# start of Raw records

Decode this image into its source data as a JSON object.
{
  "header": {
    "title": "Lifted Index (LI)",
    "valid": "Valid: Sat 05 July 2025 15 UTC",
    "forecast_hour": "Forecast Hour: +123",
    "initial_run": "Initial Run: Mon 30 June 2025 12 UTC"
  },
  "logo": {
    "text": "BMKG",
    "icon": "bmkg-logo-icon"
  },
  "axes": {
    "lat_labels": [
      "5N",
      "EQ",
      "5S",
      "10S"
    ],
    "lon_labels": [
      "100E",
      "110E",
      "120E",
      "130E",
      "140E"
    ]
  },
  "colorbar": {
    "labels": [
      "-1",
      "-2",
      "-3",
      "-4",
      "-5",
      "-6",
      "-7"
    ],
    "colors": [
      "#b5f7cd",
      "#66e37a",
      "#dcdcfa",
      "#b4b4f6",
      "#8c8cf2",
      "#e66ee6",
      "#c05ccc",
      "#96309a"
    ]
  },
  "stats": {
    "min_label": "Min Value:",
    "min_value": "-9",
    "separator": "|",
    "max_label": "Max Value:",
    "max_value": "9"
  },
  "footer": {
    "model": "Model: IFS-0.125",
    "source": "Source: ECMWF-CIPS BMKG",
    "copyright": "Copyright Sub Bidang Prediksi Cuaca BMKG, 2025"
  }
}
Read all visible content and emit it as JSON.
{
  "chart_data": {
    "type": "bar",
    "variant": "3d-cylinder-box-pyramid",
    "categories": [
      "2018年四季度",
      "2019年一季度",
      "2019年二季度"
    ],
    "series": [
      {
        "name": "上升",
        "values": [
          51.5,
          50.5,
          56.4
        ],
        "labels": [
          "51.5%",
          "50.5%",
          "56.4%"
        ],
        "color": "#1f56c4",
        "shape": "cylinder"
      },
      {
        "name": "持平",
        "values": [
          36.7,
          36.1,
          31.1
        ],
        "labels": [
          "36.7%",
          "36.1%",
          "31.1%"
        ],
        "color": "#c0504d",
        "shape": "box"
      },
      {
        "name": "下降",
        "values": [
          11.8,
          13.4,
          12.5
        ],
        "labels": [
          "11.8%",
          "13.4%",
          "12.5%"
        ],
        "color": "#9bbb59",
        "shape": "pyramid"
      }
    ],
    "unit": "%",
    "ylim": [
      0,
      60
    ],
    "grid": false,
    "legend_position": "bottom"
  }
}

# end of Raw records

*Written instruction*.
Each line in the material above must be retyped without alteration.

*Response for this exercise*.
Decode this image into its source data as a JSON object.
{
  "header": {
    "title": "Lifted Index (LI)",
    "valid": "Valid: Sat 05 July 2025 15 UTC",
    "forecast_hour": "Forecast Hour: +123",
    "initial_run": "Initial Run: Mon 30 June 2025 12 UTC"
  },
  "logo": {
    "text": "BMKG",
    "icon": "bmkg-logo-icon"
  },
  "axes": {
    "lat_labels": [
      "5N",
      "EQ",
      "5S",
      "10S"
    ],
    "lon_labels": [
      "100E",
      "110E",
      "120E",
      "130E",
      "140E"
    ]
  },
  "colorbar": {
    "labels": [
      "-1",
      "-2",
      "-3",
      "-4",
      "-5",
      "-6",
      "-7"
    ],
    "colors": [
      "#b5f7cd",
      "#66e37a",
      "#dcdcfa",
      "#b4b4f6",
      "#8c8cf2",
      "#e66ee6",
      "#c05ccc",
      "#96309a"
    ]
  },
  "stats": {
    "min_label": "Min Value:",
    "min_value": "-9",
    "separator": "|",
    "max_label": "Max Value:",
    "max_value": "9"
  },
  "footer": {
    "model": "Model: IFS-0.125",
    "source": "Source: ECMWF-CIPS BMKG",
    "copyright": "Copyright Sub Bidang Prediksi Cuaca BMKG, 2025"
  }
}
Read all visible content and emit it as JSON.
{
  "chart_data": {
    "type": "bar",
    "variant": "3d-cylinder-box-pyramid",
    "categories": [
      "2018年四季度",
      "2019年一季度",
      "2019年二季度"
    ],
    "series": [
      {
        "name": "上升",
        "values": [
          51.5,
          50.5,
          56.4
        ],
        "labels": [
          "51.5%",
          "50.5%",
          "56.4%"
        ],
        "color": "#1f56c4",
        "shape": "cylinder"
      },
      {
        "name": "持平",
        "values": [
          36.7,
          36.1,
          31.1
        ],
        "labels": [
          "36.7%",
          "36.1%",
          "31.1%"
        ],
        "color": "#c0504d",
        "shape": "box"
      },
      {
        "name": "下降",
        "values": [
          11.8,
          13.4,
          12.5
        ],
        "labels": [
          "11.8%",
          "13.4%",
          "12.5%"
        ],
        "color": "#9bbb59",
        "shape": "pyramid"
      }
    ],
    "unit": "%",
    "ylim": [
      0,
      60
    ],
    "grid": false,
    "legend_position": "bottom"
  }
}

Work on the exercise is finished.